* _Aim_
Extract all of the entries and give them again, word for word.

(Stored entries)
--- Begin ---
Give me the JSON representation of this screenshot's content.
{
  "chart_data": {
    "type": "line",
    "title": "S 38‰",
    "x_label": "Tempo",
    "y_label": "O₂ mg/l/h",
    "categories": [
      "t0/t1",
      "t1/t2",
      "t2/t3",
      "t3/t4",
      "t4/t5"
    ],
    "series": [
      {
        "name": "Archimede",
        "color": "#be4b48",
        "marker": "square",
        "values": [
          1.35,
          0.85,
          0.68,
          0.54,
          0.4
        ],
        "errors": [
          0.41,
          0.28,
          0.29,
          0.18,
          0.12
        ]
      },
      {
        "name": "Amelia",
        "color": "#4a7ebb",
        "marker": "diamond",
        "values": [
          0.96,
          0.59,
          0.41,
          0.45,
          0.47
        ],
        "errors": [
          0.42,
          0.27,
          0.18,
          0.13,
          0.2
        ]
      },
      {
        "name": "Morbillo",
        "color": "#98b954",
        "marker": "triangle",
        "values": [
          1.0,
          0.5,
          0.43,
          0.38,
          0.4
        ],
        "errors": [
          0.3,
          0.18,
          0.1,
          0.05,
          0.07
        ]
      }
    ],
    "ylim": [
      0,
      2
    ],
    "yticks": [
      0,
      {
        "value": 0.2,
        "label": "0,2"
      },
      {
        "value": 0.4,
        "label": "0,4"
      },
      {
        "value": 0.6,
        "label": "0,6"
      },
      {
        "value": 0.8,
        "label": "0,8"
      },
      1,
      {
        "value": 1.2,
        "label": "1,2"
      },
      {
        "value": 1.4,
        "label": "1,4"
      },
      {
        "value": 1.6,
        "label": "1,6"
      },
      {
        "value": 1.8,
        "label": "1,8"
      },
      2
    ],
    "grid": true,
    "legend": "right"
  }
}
--- End ---
* _Result of this exercise_
Give me the JSON representation of this screenshot's content.
{
  "chart_data": {
    "type": "line",
    "title": "S 38‰",
    "x_label": "Tempo",
    "y_label": "O₂ mg/l/h",
    "categories": [
      "t0/t1",
      "t1/t2",
      "t2/t3",
      "t3/t4",
      "t4/t5"
    ],
    "series": [
      {
        "name": "Archimede",
        "color": "#be4b48",
        "marker": "square",
        "values": [
          1.35,
          0.85,
          0.68,
          0.54,
          0.4
        ],
        "errors": [
          0.41,
          0.28,
          0.29,
          0.18,
          0.12
        ]
      },
      {
        "name": "Amelia",
        "color": "#4a7ebb",
        "marker": "diamond",
        "values": [
          0.96,
          0.59,
          0.41,
          0.45,
          0.47
        ],
        "errors": [
          0.42,
          0.27,
          0.18,
          0.13,
          0.2
        ]
      },
      {
        "name": "Morbillo",
        "color": "#98b954",
        "marker": "triangle",
        "values": [
          1.0,
          0.5,
          0.43,
          0.38,
          0.4
        ],
        "errors": [
          0.3,
          0.18,
          0.1,
          0.05,
          0.07
        ]
      }
    ],
    "ylim": [
      0,
      2
    ],
    "yticks": [
      0,
      {
        "value": 0.2,
        "label": "0,2"
      },
      {
        "value": 0.4,
        "label": "0,4"
      },
      {
        "value": 0.6,
        "label": "0,6"
      },
      {
        "value": 0.8,
        "label": "0,8"
      },
      1,
      {
        "value": 1.2,
        "label": "1,2"
      },
      {
        "value": 1.4,
        "label": "1,4"
      },
      {
        "value": 1.6,
        "label": "1,6"
      },
      {
        "value": 1.8,
        "label": "1,8"
      },
      2
    ],
    "grid": true,
    "legend": "right"
  }
}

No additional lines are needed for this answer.